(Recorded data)
□ □ □ □ □
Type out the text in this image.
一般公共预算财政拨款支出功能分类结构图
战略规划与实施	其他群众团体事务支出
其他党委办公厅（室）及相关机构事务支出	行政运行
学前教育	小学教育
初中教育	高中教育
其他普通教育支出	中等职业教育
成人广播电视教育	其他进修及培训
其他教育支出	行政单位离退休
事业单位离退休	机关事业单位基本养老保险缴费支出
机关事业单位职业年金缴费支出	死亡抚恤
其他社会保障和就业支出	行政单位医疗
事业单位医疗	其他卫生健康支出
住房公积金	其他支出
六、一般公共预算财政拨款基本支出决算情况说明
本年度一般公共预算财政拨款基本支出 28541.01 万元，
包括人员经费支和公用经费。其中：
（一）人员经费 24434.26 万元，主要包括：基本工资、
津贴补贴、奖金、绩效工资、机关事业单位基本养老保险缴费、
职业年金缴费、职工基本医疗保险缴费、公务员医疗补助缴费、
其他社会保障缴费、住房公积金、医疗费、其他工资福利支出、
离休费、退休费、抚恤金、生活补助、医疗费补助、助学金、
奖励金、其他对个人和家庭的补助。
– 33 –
□ □ □ □ □
▶ What needs to be done
Return from the data every line that holds "住房公积金".

▶ Exercise output
住房公积金	其他支出
其他社会保障缴费、住房公积金、医疗费、其他工资福利支出、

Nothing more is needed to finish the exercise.